TASK: The listing below is the input. Say how many of its lines contain "Conference", giving the number alone.

DATA EXCERPTS:
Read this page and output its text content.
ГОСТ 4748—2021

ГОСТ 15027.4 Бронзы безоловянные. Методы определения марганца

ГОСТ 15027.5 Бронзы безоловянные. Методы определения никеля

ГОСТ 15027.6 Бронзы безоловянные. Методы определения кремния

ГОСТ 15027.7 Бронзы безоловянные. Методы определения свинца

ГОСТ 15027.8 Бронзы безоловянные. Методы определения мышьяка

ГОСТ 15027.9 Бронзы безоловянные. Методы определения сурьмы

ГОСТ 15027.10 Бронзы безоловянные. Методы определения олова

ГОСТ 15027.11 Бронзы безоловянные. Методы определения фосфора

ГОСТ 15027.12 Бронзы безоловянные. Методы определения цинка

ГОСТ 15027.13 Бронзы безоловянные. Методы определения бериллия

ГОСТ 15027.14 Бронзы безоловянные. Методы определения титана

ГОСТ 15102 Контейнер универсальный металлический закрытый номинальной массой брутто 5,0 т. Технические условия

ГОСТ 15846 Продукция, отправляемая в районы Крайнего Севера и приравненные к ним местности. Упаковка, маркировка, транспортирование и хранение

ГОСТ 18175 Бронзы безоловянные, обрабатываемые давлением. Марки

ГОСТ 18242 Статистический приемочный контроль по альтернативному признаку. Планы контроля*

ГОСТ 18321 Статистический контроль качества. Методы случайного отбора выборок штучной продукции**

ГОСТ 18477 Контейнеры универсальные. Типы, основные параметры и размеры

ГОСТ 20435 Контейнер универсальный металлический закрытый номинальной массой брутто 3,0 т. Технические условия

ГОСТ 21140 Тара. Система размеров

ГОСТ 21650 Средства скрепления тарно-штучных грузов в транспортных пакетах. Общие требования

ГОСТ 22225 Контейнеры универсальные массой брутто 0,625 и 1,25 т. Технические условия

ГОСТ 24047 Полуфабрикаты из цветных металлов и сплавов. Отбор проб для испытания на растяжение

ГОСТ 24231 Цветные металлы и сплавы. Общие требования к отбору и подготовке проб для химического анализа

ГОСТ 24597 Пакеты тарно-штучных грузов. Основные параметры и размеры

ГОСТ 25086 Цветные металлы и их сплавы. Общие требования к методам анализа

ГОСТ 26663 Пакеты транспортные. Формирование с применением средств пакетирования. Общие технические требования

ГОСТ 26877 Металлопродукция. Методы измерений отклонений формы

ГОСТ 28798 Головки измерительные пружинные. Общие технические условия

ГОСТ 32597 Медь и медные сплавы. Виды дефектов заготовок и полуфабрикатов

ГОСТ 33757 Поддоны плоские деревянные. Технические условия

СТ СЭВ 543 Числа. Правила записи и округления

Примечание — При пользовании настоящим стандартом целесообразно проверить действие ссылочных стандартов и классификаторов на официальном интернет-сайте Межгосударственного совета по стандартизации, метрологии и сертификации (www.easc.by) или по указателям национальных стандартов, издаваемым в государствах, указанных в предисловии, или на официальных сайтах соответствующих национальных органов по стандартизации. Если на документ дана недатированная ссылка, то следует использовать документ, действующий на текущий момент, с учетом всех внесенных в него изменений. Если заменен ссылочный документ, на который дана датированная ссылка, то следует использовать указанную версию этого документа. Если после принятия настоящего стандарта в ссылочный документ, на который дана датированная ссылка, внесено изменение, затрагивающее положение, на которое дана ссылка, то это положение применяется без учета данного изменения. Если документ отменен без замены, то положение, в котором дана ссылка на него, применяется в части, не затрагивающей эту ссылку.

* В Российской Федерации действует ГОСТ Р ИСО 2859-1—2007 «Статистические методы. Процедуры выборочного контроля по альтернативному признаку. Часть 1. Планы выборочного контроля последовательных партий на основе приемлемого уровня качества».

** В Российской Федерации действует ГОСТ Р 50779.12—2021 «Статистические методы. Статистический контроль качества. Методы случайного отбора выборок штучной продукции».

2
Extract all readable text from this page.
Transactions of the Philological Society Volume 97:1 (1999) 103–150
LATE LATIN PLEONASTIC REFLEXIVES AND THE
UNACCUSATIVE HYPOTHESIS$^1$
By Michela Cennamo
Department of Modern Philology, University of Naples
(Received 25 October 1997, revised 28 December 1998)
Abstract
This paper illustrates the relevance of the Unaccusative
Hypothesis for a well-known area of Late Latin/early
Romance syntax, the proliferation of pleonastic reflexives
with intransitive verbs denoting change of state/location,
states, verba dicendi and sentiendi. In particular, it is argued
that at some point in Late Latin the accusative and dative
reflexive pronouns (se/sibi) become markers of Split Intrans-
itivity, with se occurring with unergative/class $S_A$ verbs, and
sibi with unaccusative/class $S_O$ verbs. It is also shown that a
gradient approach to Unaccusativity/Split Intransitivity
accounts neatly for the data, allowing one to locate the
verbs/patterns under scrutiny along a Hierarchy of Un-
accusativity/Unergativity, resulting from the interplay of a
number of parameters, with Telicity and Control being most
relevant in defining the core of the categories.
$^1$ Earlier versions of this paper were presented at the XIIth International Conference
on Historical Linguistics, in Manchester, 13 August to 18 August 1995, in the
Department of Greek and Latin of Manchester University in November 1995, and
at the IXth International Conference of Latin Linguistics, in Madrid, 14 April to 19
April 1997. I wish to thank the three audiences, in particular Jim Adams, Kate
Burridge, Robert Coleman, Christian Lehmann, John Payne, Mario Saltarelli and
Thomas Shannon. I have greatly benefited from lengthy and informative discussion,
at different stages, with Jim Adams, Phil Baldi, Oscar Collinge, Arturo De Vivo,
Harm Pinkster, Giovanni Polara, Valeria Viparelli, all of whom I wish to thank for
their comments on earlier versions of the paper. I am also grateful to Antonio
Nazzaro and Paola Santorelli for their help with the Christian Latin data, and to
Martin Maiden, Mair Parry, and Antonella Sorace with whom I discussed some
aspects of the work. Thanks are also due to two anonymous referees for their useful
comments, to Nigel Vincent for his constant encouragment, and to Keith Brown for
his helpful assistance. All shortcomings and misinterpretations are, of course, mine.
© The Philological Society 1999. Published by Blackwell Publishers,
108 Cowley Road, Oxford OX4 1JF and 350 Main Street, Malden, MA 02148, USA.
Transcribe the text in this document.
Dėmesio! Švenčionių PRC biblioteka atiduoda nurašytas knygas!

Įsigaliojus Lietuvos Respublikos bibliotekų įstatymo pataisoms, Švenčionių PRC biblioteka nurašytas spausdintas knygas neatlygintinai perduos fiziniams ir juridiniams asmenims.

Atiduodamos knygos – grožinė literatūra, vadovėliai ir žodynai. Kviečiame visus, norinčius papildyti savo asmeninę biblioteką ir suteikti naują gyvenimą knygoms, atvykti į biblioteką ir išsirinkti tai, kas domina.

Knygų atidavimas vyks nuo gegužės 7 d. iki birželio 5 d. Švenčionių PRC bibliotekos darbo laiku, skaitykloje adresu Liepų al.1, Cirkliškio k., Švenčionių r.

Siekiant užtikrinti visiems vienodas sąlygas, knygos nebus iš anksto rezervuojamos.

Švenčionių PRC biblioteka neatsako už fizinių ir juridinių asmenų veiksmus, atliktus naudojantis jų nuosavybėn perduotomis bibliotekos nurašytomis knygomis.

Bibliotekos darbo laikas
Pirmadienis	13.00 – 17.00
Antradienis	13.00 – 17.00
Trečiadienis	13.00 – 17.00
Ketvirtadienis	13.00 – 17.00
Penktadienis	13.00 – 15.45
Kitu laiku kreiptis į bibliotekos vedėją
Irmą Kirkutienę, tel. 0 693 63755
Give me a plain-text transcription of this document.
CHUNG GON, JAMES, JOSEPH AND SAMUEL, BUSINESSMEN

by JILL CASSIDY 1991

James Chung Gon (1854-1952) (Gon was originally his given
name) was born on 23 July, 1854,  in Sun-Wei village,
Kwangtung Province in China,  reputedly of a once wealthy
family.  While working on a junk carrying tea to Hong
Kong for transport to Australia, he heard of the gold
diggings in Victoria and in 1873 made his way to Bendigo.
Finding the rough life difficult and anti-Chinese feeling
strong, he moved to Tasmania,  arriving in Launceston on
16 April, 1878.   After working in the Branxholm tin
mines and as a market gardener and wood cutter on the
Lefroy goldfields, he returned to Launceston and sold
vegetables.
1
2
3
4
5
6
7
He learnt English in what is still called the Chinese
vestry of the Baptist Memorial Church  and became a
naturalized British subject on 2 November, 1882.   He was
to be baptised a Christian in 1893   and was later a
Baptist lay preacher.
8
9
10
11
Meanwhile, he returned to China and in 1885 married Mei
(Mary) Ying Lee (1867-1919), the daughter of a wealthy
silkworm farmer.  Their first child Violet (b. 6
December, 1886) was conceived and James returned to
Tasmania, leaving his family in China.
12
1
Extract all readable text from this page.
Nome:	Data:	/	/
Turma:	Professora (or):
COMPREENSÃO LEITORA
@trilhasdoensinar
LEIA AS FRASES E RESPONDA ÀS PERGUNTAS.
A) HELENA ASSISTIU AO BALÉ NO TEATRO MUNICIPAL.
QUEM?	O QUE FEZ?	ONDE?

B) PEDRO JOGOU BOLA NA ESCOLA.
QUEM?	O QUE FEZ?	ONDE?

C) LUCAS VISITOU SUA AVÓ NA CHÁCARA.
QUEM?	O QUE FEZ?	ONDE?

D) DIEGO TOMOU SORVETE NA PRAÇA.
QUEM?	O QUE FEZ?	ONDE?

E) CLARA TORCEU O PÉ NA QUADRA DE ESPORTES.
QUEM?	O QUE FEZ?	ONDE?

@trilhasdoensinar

EXPECTED OUTPUT: 2